Records from a data source
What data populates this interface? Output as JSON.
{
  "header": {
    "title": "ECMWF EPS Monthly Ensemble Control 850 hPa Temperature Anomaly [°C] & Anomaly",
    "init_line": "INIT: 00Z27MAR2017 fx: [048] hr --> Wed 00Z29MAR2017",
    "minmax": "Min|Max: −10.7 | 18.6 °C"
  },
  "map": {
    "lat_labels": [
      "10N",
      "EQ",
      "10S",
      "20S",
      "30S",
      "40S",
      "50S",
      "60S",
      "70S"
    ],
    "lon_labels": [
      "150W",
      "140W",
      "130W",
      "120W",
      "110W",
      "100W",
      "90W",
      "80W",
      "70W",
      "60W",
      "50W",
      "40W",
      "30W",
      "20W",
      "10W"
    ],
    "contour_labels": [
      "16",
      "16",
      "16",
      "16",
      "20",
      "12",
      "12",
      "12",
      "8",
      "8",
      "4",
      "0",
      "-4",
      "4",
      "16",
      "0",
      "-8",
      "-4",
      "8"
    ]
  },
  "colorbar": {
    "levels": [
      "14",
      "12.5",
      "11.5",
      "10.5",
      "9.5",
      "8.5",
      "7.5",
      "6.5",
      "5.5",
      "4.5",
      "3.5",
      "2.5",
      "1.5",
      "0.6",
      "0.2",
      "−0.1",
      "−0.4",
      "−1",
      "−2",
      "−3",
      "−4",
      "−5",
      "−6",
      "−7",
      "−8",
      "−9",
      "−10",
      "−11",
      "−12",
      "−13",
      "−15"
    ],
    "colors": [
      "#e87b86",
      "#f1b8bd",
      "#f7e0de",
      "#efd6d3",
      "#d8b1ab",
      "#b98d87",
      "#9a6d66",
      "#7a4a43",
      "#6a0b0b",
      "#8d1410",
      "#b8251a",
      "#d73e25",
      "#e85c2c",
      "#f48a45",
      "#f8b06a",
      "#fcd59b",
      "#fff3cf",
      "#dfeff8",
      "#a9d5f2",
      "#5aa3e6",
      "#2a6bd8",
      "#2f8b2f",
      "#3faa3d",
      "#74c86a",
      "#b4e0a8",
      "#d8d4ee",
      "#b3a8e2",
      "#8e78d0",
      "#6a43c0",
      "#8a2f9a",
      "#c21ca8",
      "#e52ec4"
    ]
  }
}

## Exercise goal
Take the entries above and copy them out exactly.

## Response for this exercise
What data populates this interface? Output as JSON.
{
  "header": {
    "title": "ECMWF EPS Monthly Ensemble Control 850 hPa Temperature Anomaly [°C] & Anomaly",
    "init_line": "INIT: 00Z27MAR2017 fx: [048] hr --> Wed 00Z29MAR2017",
    "minmax": "Min|Max: −10.7 | 18.6 °C"
  },
  "map": {
    "lat_labels": [
      "10N",
      "EQ",
      "10S",
      "20S",
      "30S",
      "40S",
      "50S",
      "60S",
      "70S"
    ],
    "lon_labels": [
      "150W",
      "140W",
      "130W",
      "120W",
      "110W",
      "100W",
      "90W",
      "80W",
      "70W",
      "60W",
      "50W",
      "40W",
      "30W",
      "20W",
      "10W"
    ],
    "contour_labels": [
      "16",
      "16",
      "16",
      "16",
      "20",
      "12",
      "12",
      "12",
      "8",
      "8",
      "4",
      "0",
      "-4",
      "4",
      "16",
      "0",
      "-8",
      "-4",
      "8"
    ]
  },
  "colorbar": {
    "levels": [
      "14",
      "12.5",
      "11.5",
      "10.5",
      "9.5",
      "8.5",
      "7.5",
      "6.5",
      "5.5",
      "4.5",
      "3.5",
      "2.5",
      "1.5",
      "0.6",
      "0.2",
      "−0.1",
      "−0.4",
      "−1",
      "−2",
      "−3",
      "−4",
      "−5",
      "−6",
      "−7",
      "−8",
      "−9",
      "−10",
      "−11",
      "−12",
      "−13",
      "−15"
    ],
    "colors": [
      "#e87b86",
      "#f1b8bd",
      "#f7e0de",
      "#efd6d3",
      "#d8b1ab",
      "#b98d87",
      "#9a6d66",
      "#7a4a43",
      "#6a0b0b",
      "#8d1410",
      "#b8251a",
      "#d73e25",
      "#e85c2c",
      "#f48a45",
      "#f8b06a",
      "#fcd59b",
      "#fff3cf",
      "#dfeff8",
      "#a9d5f2",
      "#5aa3e6",
      "#2a6bd8",
      "#2f8b2f",
      "#3faa3d",
      "#74c86a",
      "#b4e0a8",
      "#d8d4ee",
      "#b3a8e2",
      "#8e78d0",
      "#6a43c0",
      "#8a2f9a",
      "#c21ca8",
      "#e52ec4"
    ]
  }
}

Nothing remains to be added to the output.